● **SHORT EXERCISE**
Only lines holding the string "JSON" are wanted; copy each one from the material.

● **SUPPLIED MATERIAL**
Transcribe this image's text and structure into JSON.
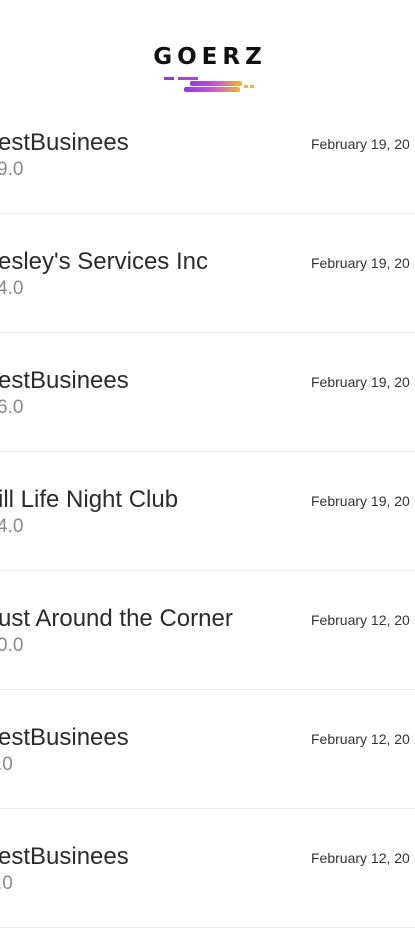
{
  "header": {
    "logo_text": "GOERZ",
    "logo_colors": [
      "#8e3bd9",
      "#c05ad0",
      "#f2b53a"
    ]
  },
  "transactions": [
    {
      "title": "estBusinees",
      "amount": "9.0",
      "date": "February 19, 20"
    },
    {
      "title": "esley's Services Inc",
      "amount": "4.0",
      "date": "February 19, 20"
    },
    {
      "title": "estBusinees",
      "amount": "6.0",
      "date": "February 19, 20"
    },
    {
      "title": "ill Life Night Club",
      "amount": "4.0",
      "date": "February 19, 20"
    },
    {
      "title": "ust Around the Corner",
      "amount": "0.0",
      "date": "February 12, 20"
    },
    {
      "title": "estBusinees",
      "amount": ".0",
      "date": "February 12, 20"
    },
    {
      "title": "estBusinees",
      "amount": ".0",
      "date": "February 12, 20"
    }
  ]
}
* * *
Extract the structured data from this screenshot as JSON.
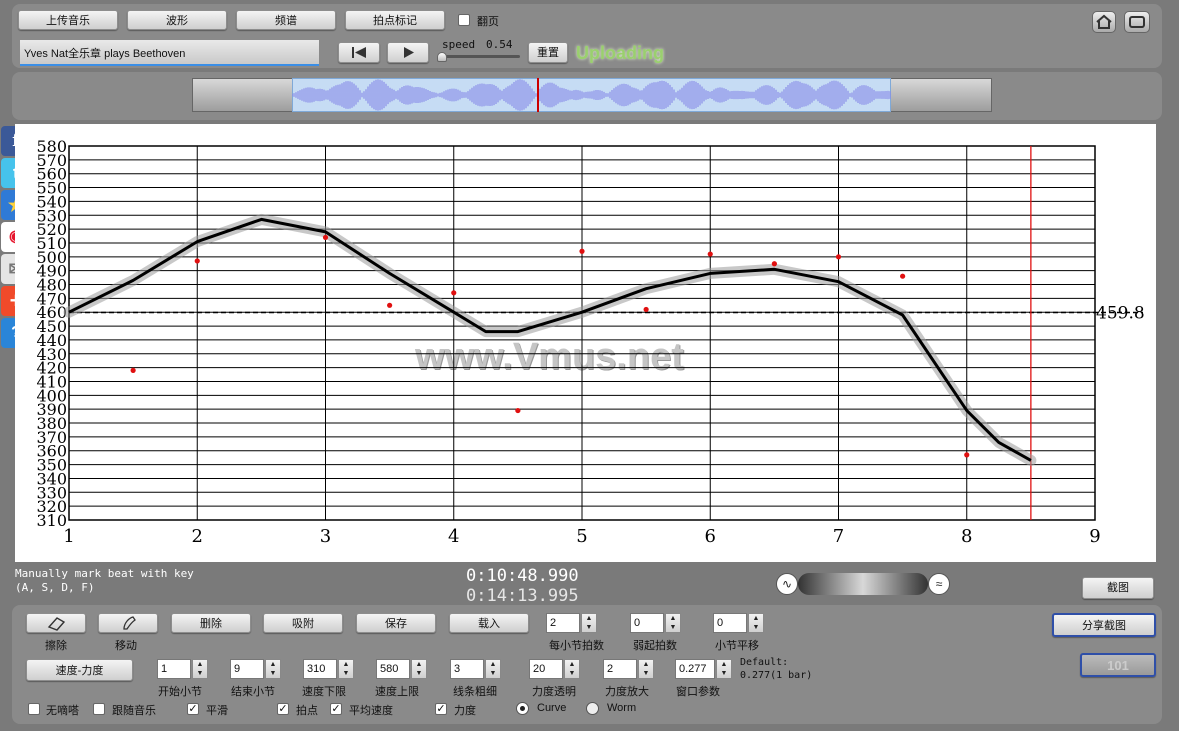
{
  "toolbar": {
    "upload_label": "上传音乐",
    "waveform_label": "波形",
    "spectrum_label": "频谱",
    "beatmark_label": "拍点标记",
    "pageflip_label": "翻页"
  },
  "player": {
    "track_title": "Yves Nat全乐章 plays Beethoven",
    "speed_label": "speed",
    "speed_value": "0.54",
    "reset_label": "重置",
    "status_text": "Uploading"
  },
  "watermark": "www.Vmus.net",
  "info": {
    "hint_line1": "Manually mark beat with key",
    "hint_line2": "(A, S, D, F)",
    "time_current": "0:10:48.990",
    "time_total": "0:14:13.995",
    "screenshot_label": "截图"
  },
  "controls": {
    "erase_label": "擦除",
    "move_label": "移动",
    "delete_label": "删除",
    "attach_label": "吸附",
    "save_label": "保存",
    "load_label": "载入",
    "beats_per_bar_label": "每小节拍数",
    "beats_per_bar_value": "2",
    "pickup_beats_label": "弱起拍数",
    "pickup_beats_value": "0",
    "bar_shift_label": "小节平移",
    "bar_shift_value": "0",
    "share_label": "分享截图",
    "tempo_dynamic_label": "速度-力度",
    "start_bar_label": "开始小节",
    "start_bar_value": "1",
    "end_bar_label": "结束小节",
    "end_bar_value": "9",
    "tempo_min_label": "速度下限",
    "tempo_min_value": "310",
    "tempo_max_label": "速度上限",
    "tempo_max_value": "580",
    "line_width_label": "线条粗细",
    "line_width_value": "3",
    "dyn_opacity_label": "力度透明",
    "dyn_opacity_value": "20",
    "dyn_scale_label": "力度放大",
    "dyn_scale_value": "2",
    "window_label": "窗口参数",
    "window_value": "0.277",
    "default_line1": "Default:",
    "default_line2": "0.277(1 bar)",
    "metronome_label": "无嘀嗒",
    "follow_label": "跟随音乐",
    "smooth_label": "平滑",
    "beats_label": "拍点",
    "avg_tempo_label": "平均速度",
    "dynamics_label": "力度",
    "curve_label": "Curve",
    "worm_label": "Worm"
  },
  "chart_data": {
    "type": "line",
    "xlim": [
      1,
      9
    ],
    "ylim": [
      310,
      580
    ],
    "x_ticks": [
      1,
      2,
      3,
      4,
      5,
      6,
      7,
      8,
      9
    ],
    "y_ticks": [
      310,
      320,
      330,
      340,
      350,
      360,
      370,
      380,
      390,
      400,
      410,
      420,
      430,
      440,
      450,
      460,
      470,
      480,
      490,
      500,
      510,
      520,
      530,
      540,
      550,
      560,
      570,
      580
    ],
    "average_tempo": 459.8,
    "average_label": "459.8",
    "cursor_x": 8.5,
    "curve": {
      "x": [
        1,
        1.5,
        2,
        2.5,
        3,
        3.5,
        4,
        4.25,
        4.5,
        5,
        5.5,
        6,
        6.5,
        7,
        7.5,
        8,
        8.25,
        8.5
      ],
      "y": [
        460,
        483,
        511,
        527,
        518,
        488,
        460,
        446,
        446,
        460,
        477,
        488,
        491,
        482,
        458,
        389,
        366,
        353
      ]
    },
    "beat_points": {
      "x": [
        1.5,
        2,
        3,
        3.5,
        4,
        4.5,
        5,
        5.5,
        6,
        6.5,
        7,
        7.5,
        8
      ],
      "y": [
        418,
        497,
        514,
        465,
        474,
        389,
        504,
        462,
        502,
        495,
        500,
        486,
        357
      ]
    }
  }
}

● **RESULT OF THE TASK**
Transcribe this image's text and structure into JSON.
Extract the structured data from this screenshot as JSON.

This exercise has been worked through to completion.